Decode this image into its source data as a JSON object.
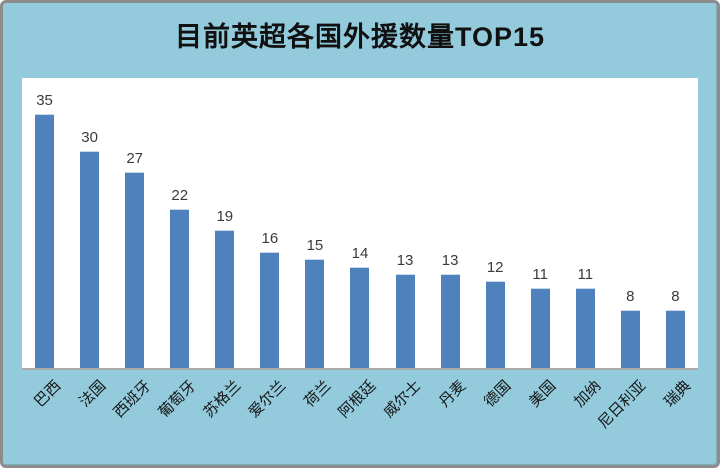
{
  "chart_data": {
    "type": "bar",
    "title": "目前英超各国外援数量TOP15",
    "categories": [
      "巴西",
      "法国",
      "西班牙",
      "葡萄牙",
      "苏格兰",
      "爱尔兰",
      "荷兰",
      "阿根廷",
      "威尔士",
      "丹麦",
      "德国",
      "美国",
      "加纳",
      "尼日利亚",
      "瑞典"
    ],
    "values": [
      35,
      30,
      27,
      22,
      19,
      16,
      15,
      14,
      13,
      13,
      12,
      11,
      11,
      8,
      8
    ],
    "xlabel": "",
    "ylabel": "",
    "ylim": [
      0,
      40
    ],
    "grid": false,
    "legend": false,
    "data_labels": true,
    "x_label_rotation_deg": 45
  },
  "colors": {
    "background": "#93cbdd",
    "plot_background": "#ffffff",
    "frame_border": "#8c8c8c",
    "bar": "#4f81bd",
    "bar_top_highlight": "#c9d9ec",
    "value_label": "#3b3b3b",
    "category_label": "#161616",
    "axis_line": "#a9a9a9",
    "title_text": "#111111"
  }
}
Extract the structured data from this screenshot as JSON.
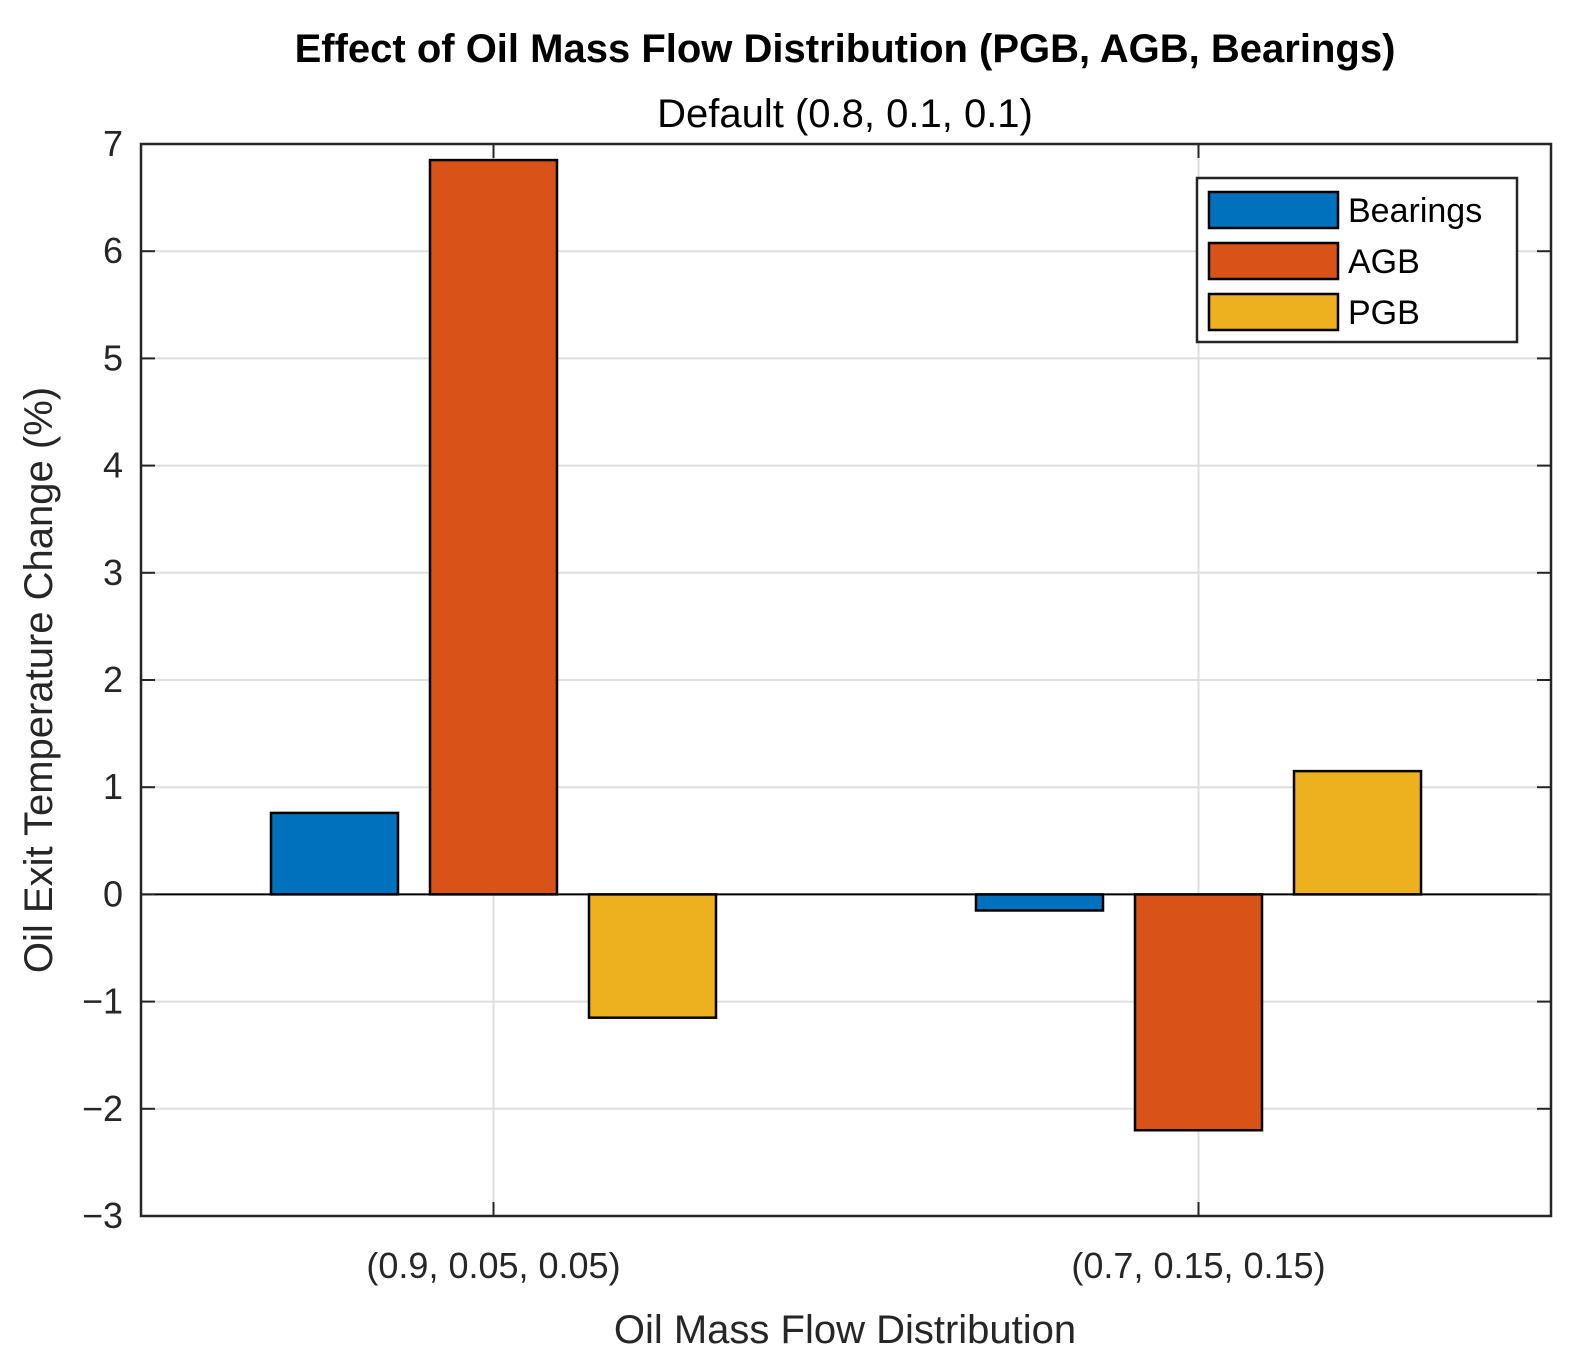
{
  "chart_data": {
    "type": "bar",
    "title": "Effect of Oil Mass Flow Distribution (PGB, AGB, Bearings)",
    "subtitle": "Default (0.8, 0.1, 0.1)",
    "xlabel": "Oil Mass Flow Distribution",
    "ylabel": "Oil Exit Temperature Change (%)",
    "categories": [
      "(0.9, 0.05, 0.05)",
      "(0.7, 0.15, 0.15)"
    ],
    "series": [
      {
        "name": "Bearings",
        "color": "#0072BD",
        "values": [
          0.76,
          -0.15
        ]
      },
      {
        "name": "AGB",
        "color": "#D95319",
        "values": [
          6.85,
          -2.2
        ]
      },
      {
        "name": "PGB",
        "color": "#EDB120",
        "values": [
          -1.15,
          1.15
        ]
      }
    ],
    "ylim": [
      -3,
      7
    ],
    "yticks": [
      -3,
      -2,
      -1,
      0,
      1,
      2,
      3,
      4,
      5,
      6,
      7
    ],
    "ytick_labels": [
      "−3",
      "−2",
      "−1",
      "0",
      "1",
      "2",
      "3",
      "4",
      "5",
      "6",
      "7"
    ],
    "grid": true,
    "legend_position": "top-right"
  }
}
▬▬▬▬▬▬
Transcribe the entries above verbatim, omitting their pictures.

◆ **Complete response**
Decode this image into its source data as a JSON object.
{
  "chart_data": {
    "type": "bar",
    "title": "目前英超各国外援数量TOP15",
    "categories": [
      "巴西",
      "法国",
      "西班牙",
      "葡萄牙",
      "苏格兰",
      "爱尔兰",
      "荷兰",
      "阿根廷",
      "威尔士",
      "丹麦",
      "德国",
      "美国",
      "加纳",
      "尼日利亚",
      "瑞典"
    ],
    "values": [
      35,
      30,
      27,
      22,
      19,
      16,
      15,
      14,
      13,
      13,
      12,
      11,
      11,
      8,
      8
    ],
    "xlabel": "",
    "ylabel": "",
    "ylim": [
      0,
      40
    ],
    "grid": false,
    "legend": false,
    "data_labels": true,
    "x_label_rotation_deg": 45
  },
  "colors": {
    "background": "#93cbdd",
    "plot_background": "#ffffff",
    "frame_border": "#8c8c8c",
    "bar": "#4f81bd",
    "bar_top_highlight": "#c9d9ec",
    "value_label": "#3b3b3b",
    "category_label": "#161616",
    "axis_line": "#a9a9a9",
    "title_text": "#111111"
  }
}
Extract the structured data from this screenshot as JSON.
{
  "chart_data": {
    "type": "bar",
    "title": "Effect of Oil Mass Flow Distribution (PGB, AGB, Bearings)",
    "subtitle": "Default (0.8, 0.1, 0.1)",
    "xlabel": "Oil Mass Flow Distribution",
    "ylabel": "Oil Exit Temperature Change (%)",
    "categories": [
      "(0.9, 0.05, 0.05)",
      "(0.7, 0.15, 0.15)"
    ],
    "series": [
      {
        "name": "Bearings",
        "color": "#0072BD",
        "values": [
          0.76,
          -0.15
        ]
      },
      {
        "name": "AGB",
        "color": "#D95319",
        "values": [
          6.85,
          -2.2
        ]
      },
      {
        "name": "PGB",
        "color": "#EDB120",
        "values": [
          -1.15,
          1.15
        ]
      }
    ],
    "ylim": [
      -3,
      7
    ],
    "yticks": [
      -3,
      -2,
      -1,
      0,
      1,
      2,
      3,
      4,
      5,
      6,
      7
    ],
    "ytick_labels": [
      "−3",
      "−2",
      "−1",
      "0",
      "1",
      "2",
      "3",
      "4",
      "5",
      "6",
      "7"
    ],
    "grid": true,
    "legend_position": "top-right"
  }
}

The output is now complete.